Copy every line of the data in which the word "someone" occurs.
[begin Data provided]
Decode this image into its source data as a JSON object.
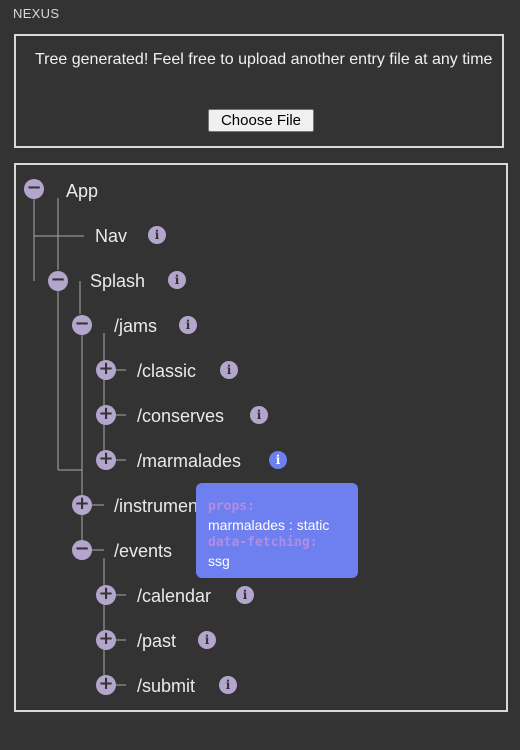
{
  "app": {
    "title": "NEXUS"
  },
  "upload": {
    "message": "Tree generated! Feel free to upload another entry file at any time",
    "button_label": "Choose File"
  },
  "tree": {
    "toggle_expanded": "−",
    "toggle_collapsed": "+",
    "info_glyph": "i",
    "nodes": {
      "app": "App",
      "nav": "Nav",
      "splash": "Splash",
      "jams": "/jams",
      "classic": "/classic",
      "conserves": "/conserves",
      "marmalades": "/marmalades",
      "instruments": "/instruments",
      "events": "/events",
      "calendar": "/calendar",
      "past": "/past",
      "submit": "/submit"
    }
  },
  "tooltip": {
    "props_label": "props:",
    "props_value": "marmalades : static",
    "fetching_label": "data-fetching:",
    "fetching_value": "ssg"
  },
  "colors": {
    "background": "#333333",
    "toggle": "#b4a5cd",
    "accent": "#6e7ff0"
  }
}
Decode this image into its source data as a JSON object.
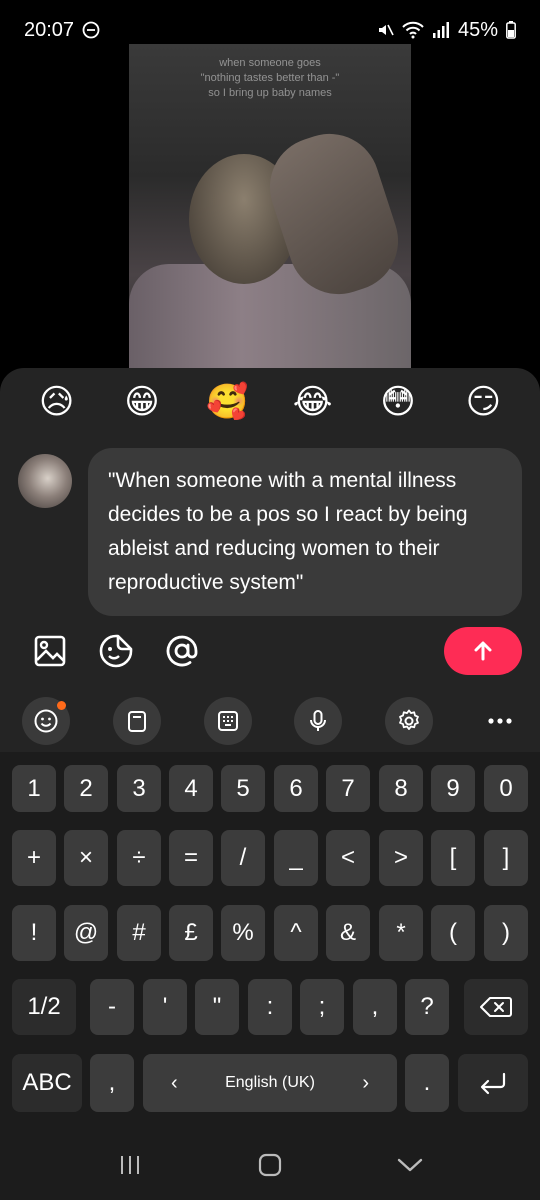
{
  "status_bar": {
    "time": "20:07",
    "battery": "45%"
  },
  "video": {
    "caption": [
      "when someone goes",
      "\"nothing tastes better than -\"",
      "so I bring up baby names"
    ]
  },
  "emoji_reactions": [
    "😥",
    "😁",
    "🥰",
    "😂",
    "😳",
    "😏"
  ],
  "comment": {
    "text": "\"When someone with a mental illness decides to be a pos so I react by being ableist and reducing women to their reproductive system\""
  },
  "toolbar": {
    "send_icon": "arrow-up-icon"
  },
  "keyboard": {
    "row1": [
      "1",
      "2",
      "3",
      "4",
      "5",
      "6",
      "7",
      "8",
      "9",
      "0"
    ],
    "row2": [
      "+",
      "×",
      "÷",
      "=",
      "/",
      "_",
      "<",
      ">",
      "[",
      "]"
    ],
    "row3": [
      "!",
      "@",
      "#",
      "£",
      "%",
      "^",
      "&",
      "*",
      "(",
      ")"
    ],
    "row4_page": "1/2",
    "row4": [
      "-",
      "'",
      "\"",
      ":",
      ";",
      ",",
      "?"
    ],
    "abc": "ABC",
    "comma": ",",
    "space_label": "English (UK)",
    "period": "."
  },
  "colors": {
    "accent": "#fe2c55",
    "sheet": "#242424",
    "key": "#3c3c3c",
    "notification": "#ff6a1a"
  }
}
[end Data provided]
Answer below:
      "when someone goes",
    "text": "\"When someone with a mental illness decides to be a pos so I react by being ableist and reducing women to their reproductive system\""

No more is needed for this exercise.